• Data entries
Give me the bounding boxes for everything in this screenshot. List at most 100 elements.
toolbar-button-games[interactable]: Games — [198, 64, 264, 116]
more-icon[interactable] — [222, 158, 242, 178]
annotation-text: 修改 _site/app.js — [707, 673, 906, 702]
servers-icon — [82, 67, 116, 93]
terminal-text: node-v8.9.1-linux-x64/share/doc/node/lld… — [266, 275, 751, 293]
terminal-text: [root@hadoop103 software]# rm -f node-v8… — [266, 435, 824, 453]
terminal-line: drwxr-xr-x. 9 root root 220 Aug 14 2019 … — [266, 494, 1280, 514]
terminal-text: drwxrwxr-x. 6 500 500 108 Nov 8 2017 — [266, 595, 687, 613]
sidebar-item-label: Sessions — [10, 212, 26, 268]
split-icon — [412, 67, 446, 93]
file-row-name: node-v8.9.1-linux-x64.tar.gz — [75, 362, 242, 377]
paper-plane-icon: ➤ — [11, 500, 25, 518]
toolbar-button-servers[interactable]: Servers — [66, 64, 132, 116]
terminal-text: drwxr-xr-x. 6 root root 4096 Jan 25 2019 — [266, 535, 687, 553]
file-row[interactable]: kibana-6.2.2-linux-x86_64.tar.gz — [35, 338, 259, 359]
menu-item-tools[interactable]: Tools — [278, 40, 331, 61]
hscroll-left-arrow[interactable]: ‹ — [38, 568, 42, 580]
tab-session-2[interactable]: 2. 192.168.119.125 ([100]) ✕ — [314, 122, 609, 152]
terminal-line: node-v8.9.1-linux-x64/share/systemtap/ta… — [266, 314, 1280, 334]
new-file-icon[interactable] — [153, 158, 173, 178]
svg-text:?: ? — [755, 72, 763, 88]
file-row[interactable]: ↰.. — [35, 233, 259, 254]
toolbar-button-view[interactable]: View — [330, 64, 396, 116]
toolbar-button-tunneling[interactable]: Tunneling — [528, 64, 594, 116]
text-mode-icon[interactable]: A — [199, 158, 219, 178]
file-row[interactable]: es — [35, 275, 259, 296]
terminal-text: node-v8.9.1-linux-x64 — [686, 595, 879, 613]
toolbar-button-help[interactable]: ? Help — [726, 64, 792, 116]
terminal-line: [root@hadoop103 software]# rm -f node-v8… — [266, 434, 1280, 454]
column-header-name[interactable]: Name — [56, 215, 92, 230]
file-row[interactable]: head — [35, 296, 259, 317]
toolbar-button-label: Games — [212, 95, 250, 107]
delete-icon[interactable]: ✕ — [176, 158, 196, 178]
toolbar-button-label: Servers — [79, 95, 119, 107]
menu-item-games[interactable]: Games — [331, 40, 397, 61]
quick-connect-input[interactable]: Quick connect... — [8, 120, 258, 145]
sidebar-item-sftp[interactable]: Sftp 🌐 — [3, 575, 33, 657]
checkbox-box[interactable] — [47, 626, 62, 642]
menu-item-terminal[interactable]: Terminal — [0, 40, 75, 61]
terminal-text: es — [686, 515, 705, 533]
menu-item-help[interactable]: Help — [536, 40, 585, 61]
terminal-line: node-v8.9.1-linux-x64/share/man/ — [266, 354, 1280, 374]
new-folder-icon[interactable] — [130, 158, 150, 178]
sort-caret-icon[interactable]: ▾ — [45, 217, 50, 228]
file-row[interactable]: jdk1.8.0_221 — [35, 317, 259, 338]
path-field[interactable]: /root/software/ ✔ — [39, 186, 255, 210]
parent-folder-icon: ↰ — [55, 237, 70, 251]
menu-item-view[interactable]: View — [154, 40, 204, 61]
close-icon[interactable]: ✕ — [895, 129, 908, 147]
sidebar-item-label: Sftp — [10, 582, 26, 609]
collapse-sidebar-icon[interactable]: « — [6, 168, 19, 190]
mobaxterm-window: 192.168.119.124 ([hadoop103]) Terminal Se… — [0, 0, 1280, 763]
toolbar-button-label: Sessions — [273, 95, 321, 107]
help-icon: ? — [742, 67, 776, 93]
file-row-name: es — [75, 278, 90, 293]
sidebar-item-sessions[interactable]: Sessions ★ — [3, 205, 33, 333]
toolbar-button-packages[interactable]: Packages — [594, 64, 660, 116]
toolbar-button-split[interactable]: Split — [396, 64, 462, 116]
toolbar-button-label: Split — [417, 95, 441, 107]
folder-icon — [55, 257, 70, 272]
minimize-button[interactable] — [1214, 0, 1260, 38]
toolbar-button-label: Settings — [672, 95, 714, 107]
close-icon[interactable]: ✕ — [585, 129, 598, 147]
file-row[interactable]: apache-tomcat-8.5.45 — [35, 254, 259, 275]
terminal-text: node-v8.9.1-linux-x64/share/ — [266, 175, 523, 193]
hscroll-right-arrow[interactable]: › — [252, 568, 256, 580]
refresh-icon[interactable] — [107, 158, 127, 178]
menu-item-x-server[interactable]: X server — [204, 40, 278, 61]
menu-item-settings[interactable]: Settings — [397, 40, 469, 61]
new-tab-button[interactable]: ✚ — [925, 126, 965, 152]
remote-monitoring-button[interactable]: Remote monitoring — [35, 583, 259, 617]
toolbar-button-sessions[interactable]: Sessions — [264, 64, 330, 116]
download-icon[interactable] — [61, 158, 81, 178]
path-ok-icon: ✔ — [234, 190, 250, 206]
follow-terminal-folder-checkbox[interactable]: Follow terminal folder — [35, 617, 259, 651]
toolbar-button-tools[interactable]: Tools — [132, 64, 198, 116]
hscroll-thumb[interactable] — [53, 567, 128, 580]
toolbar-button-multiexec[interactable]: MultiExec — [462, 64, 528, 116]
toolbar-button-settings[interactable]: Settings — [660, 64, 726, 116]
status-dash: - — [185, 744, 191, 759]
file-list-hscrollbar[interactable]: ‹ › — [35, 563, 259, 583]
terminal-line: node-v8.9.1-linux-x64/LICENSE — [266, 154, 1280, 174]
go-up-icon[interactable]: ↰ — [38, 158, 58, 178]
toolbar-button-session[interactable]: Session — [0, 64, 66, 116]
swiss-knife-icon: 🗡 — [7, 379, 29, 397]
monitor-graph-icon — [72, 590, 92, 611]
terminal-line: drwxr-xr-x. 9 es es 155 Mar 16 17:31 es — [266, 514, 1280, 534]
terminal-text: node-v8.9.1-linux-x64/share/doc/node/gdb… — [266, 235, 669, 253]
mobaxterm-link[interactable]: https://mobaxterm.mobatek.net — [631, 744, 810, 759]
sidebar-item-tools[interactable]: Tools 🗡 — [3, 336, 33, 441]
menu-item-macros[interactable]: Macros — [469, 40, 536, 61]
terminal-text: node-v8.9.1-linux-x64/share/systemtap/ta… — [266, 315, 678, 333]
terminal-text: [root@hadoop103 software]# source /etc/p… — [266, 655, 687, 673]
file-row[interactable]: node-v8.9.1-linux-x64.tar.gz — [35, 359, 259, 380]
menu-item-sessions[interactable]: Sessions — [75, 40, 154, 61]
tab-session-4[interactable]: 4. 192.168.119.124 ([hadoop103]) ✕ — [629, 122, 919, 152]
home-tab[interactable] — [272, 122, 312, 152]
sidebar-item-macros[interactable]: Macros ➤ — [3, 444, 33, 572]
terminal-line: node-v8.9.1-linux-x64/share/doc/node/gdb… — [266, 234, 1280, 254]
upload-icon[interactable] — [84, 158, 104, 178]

• Do this
Please pick out every line of the listing above that contains the string "Sessions", and copy each of those lines in full.

• Reply
sidebar-item-label: Sessions — [10, 212, 26, 268]
toolbar-button-label: Sessions — [273, 95, 321, 107]
sidebar-item-sessions[interactable]: Sessions ★ — [3, 205, 33, 333]
toolbar-button-sessions[interactable]: Sessions — [264, 64, 330, 116]
menu-item-sessions[interactable]: Sessions — [75, 40, 154, 61]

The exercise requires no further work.